----- RECORD EXCERPTS -----
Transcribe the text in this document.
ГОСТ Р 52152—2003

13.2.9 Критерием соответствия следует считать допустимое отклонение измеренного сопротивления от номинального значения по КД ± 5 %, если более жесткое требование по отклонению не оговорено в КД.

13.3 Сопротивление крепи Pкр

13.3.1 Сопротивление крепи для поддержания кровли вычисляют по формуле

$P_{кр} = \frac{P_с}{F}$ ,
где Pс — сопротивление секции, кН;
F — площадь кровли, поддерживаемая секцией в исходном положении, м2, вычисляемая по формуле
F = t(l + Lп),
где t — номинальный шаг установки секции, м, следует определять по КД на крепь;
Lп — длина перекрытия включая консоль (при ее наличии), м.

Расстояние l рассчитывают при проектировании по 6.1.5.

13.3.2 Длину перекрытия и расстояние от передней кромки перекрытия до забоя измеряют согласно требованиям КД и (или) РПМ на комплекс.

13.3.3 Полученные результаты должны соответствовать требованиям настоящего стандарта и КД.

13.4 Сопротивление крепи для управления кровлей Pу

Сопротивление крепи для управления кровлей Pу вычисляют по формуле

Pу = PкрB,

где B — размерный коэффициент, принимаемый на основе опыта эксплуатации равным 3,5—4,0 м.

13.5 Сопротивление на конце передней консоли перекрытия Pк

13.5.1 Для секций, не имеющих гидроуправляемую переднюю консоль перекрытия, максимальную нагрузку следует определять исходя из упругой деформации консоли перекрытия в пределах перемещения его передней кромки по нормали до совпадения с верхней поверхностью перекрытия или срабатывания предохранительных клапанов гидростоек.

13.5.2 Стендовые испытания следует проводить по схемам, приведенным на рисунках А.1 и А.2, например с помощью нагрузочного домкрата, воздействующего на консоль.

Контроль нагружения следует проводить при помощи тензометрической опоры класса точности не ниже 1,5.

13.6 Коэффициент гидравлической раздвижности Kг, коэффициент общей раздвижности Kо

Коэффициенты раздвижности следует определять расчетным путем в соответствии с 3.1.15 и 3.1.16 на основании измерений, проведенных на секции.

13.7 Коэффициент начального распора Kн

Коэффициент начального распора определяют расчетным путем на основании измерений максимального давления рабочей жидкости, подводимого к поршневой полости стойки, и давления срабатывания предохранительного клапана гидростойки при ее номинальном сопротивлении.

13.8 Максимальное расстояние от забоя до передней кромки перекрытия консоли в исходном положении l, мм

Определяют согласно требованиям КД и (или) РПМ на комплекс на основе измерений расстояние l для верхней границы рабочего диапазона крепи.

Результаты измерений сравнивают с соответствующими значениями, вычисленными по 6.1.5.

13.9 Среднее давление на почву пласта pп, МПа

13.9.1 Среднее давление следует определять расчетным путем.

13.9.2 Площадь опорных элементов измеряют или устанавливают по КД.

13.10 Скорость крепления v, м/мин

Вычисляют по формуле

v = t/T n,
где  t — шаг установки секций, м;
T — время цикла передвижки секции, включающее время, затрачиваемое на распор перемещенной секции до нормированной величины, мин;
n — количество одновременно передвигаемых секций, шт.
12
-----
> _EXERCISE DIRECTIONS_:
Say how many lines above contain the string "установки". Answer with the number only.

> _RESULT BELOW_:
2